MATERIAL FOR THIS TASK:

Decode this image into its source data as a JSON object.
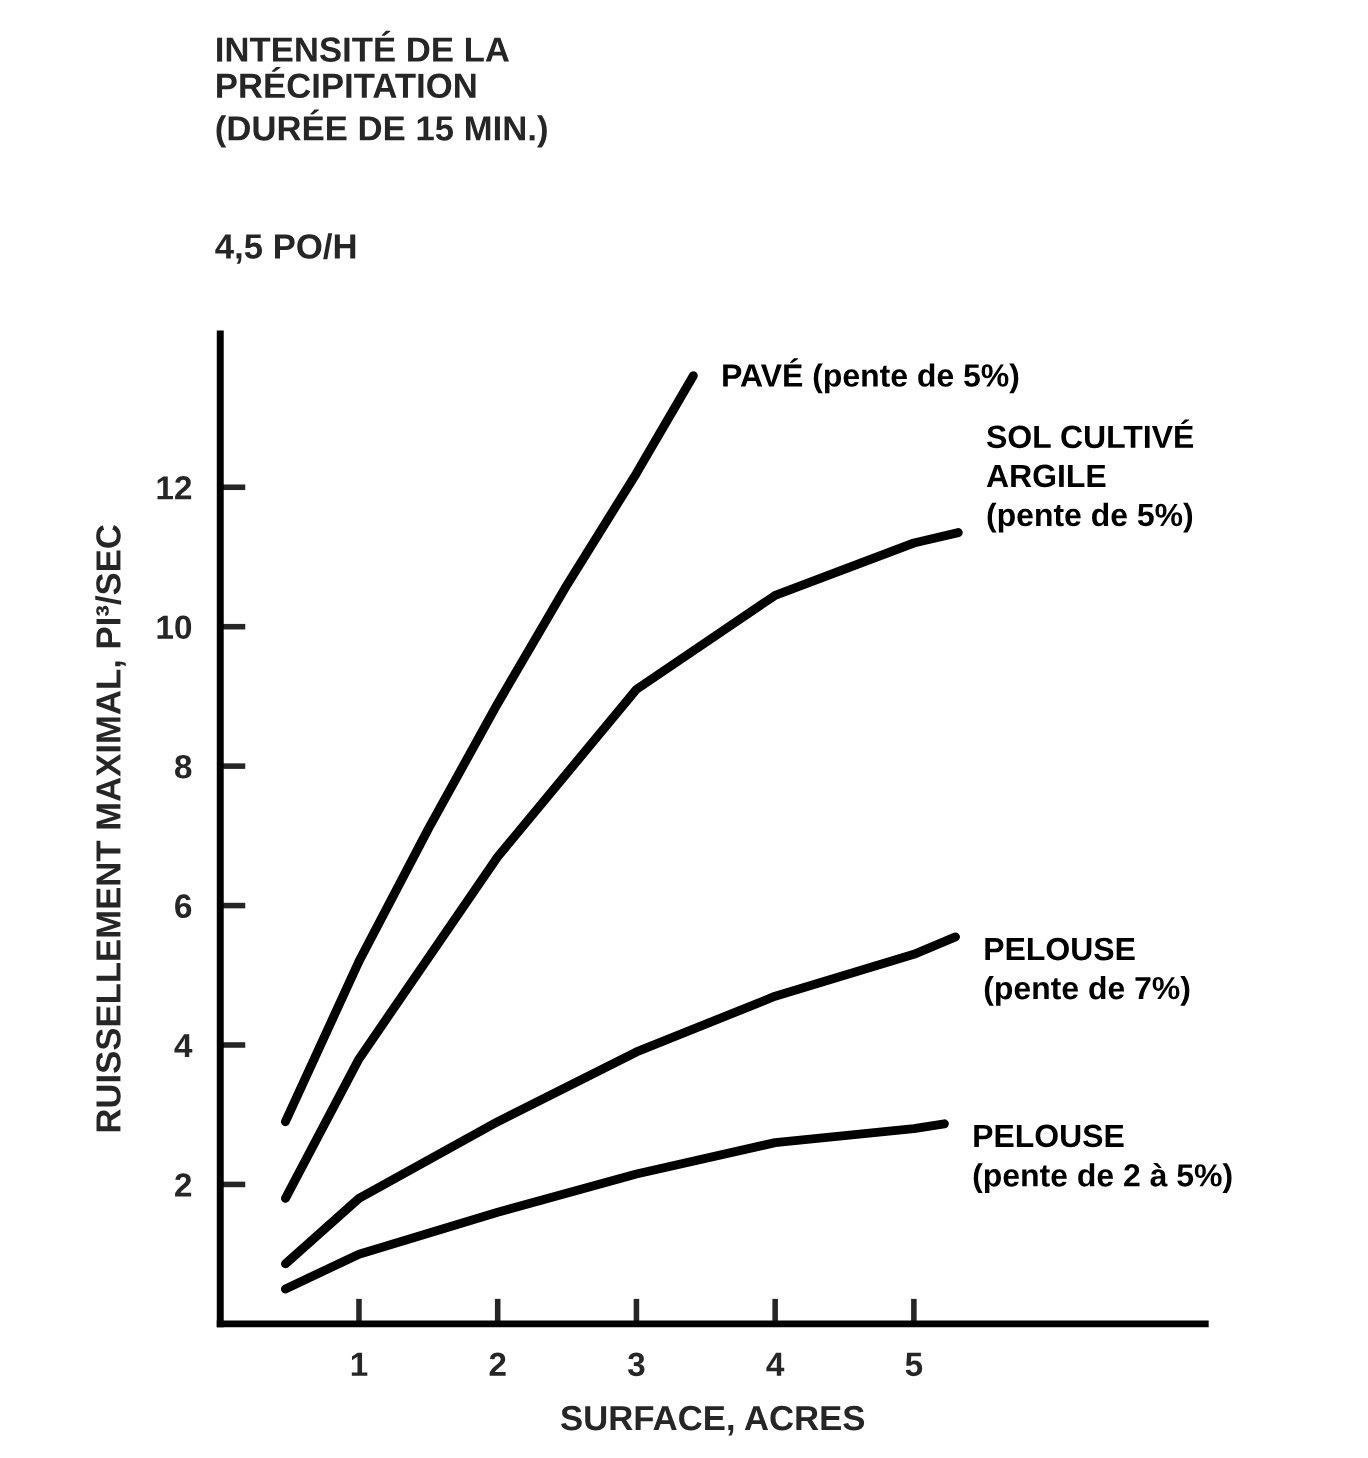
{
  "chart_data": {
    "type": "line",
    "title": "INTENSITÉ DE LA\nPRÉCIPITATION\n(DURÉE DE 15 MIN.)",
    "subtitle": "4,5 PO/H",
    "xlabel": "SURFACE, ACRES",
    "ylabel": "RUISSELLEMENT MAXIMAL, PI³/SEC",
    "xlim": [
      0,
      7.1
    ],
    "ylim": [
      0,
      14.2
    ],
    "xticks": [
      1,
      2,
      3,
      4,
      5
    ],
    "yticks": [
      2,
      4,
      6,
      8,
      10,
      12
    ],
    "grid": false,
    "legend": false,
    "marker": "none",
    "line_style": "solid",
    "series": [
      {
        "name": "PAVÉ (pente de 5%)",
        "color": "#000000",
        "x": [
          0.47,
          1,
          1.5,
          2,
          2.5,
          3,
          3.41
        ],
        "values": [
          2.9,
          5.2,
          7.1,
          8.9,
          10.6,
          12.2,
          13.6
        ]
      },
      {
        "name": "SOL CULTIVÉ\nARGILE\n(pente de 5%)",
        "color": "#000000",
        "x": [
          0.47,
          1,
          2,
          3,
          4,
          5,
          5.32
        ],
        "values": [
          1.8,
          3.8,
          6.7,
          9.1,
          10.45,
          11.2,
          11.35
        ]
      },
      {
        "name": "PELOUSE\n(pente de 7%)",
        "color": "#000000",
        "x": [
          0.47,
          1,
          2,
          3,
          4,
          5,
          5.3
        ],
        "values": [
          0.86,
          1.8,
          2.9,
          3.9,
          4.7,
          5.3,
          5.55
        ]
      },
      {
        "name": "PELOUSE\n(pente de 2 à 5%)",
        "color": "#000000",
        "x": [
          0.47,
          1,
          2,
          3,
          4,
          5,
          5.22
        ],
        "values": [
          0.5,
          1.0,
          1.6,
          2.15,
          2.6,
          2.8,
          2.87
        ]
      }
    ]
  }
}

WHAT IS NEEDED:
Search the listing for the word "PELOUSE" and return each line that holds it.

RESPONSE TO THE EXERCISE:
        "name": "PELOUSE\n(pente de 7%)",
        "name": "PELOUSE\n(pente de 2 à 5%)",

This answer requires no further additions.